The exercise - Find each line containing the string "category" and return it.

Information shown -
>>>

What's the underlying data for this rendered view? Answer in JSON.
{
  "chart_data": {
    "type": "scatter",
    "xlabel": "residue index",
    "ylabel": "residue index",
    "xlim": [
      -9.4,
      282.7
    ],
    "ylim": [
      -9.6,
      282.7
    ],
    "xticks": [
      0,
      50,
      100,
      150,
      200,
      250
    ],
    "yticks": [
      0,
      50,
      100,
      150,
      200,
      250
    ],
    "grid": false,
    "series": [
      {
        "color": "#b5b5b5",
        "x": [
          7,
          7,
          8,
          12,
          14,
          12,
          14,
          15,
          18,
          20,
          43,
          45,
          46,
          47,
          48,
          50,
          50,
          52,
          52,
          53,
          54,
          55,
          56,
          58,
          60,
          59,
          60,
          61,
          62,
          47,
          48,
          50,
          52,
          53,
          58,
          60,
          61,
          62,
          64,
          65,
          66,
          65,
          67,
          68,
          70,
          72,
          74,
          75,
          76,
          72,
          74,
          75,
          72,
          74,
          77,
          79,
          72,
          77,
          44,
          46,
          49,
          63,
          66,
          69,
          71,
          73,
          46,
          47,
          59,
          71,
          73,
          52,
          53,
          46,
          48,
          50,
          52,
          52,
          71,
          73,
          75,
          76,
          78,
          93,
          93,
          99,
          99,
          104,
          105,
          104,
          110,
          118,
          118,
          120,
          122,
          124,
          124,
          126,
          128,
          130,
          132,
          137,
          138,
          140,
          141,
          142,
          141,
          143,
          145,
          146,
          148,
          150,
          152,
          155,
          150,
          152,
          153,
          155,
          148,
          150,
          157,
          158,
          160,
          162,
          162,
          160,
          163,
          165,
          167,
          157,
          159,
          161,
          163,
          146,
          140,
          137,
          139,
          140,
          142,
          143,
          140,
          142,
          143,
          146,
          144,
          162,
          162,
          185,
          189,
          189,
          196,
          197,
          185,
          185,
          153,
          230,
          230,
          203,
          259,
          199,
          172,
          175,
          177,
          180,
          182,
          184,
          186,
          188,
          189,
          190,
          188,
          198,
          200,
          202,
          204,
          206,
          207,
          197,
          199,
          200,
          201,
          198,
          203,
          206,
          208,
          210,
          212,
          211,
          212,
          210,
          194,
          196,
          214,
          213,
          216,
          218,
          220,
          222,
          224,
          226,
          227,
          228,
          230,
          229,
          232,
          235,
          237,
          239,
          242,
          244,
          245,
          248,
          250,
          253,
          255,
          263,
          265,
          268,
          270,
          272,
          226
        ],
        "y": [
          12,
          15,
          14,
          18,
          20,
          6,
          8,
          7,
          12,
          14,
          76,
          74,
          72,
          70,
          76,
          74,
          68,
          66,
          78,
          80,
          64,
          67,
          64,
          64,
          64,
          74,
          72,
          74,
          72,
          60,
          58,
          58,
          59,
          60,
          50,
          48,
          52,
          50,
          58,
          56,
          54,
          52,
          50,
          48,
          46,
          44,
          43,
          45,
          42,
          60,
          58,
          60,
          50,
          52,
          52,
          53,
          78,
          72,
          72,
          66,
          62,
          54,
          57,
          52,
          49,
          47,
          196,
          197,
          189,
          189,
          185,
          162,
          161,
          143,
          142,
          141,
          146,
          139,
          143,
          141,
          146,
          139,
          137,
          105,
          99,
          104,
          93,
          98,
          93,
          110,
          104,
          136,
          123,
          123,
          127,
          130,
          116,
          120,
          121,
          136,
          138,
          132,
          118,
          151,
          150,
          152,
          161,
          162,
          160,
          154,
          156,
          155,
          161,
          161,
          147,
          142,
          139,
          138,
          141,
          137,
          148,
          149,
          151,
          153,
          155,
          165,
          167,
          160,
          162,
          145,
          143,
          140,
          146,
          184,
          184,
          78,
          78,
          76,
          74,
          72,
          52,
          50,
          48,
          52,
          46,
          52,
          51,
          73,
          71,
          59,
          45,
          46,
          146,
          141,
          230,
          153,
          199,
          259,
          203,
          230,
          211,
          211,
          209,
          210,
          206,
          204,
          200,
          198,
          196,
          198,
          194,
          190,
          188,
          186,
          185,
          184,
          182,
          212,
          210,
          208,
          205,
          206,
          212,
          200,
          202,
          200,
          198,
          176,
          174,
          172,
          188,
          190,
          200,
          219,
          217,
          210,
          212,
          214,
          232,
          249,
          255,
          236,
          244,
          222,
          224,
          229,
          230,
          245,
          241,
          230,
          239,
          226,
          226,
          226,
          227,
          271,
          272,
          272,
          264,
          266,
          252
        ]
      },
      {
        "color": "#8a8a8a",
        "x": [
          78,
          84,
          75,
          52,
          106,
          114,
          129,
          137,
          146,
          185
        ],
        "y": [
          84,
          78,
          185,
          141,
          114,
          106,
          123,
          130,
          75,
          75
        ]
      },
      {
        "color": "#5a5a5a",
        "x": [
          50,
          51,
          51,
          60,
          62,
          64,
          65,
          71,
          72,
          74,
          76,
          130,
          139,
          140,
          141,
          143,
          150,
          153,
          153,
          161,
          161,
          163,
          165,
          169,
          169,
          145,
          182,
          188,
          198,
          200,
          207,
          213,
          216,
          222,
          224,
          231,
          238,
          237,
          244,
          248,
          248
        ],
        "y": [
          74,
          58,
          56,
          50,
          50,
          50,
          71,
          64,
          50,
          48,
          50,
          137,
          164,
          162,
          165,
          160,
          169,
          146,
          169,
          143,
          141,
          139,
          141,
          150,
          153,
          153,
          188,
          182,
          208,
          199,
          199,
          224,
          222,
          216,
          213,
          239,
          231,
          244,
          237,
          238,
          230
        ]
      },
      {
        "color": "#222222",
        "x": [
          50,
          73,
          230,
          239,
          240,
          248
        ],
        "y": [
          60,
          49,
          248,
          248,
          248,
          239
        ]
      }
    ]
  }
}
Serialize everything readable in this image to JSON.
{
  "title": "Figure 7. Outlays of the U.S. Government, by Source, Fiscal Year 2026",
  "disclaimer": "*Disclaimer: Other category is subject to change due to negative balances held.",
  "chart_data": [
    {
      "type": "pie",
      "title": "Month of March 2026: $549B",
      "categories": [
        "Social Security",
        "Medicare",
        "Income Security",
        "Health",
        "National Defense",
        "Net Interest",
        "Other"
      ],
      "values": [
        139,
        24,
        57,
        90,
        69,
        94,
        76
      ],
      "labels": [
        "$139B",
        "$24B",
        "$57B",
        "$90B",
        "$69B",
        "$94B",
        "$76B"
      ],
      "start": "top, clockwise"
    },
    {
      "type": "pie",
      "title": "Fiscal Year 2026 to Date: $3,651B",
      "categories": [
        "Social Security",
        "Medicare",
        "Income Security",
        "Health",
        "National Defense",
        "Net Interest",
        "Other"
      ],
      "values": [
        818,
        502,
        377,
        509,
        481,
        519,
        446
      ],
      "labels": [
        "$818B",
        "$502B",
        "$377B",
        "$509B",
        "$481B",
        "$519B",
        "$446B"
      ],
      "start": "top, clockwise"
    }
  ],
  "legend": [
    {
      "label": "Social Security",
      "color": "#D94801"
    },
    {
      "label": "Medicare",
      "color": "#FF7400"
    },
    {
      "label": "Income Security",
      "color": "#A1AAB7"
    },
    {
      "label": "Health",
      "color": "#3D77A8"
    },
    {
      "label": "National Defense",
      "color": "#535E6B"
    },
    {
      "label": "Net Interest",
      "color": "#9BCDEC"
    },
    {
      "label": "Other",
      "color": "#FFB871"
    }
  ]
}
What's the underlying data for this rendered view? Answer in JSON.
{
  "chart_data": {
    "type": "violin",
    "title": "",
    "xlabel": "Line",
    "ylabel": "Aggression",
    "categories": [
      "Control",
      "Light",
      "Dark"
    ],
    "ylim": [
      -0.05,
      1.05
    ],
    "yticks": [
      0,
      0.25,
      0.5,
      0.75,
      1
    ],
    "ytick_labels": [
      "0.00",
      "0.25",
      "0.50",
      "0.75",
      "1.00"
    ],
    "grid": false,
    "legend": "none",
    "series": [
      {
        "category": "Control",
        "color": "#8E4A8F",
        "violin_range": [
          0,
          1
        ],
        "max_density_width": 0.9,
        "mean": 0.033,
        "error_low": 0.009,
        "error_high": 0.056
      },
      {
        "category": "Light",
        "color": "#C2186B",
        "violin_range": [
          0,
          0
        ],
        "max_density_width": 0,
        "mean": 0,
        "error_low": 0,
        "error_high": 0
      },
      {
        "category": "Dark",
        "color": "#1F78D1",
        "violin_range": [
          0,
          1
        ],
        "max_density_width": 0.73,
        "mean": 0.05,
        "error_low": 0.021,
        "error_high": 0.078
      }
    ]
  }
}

<<<

Response -
  "disclaimer": "*Disclaimer: Other category is subject to change due to negative balances held.",
        "category": "Control",
        "category": "Light",
        "category": "Dark",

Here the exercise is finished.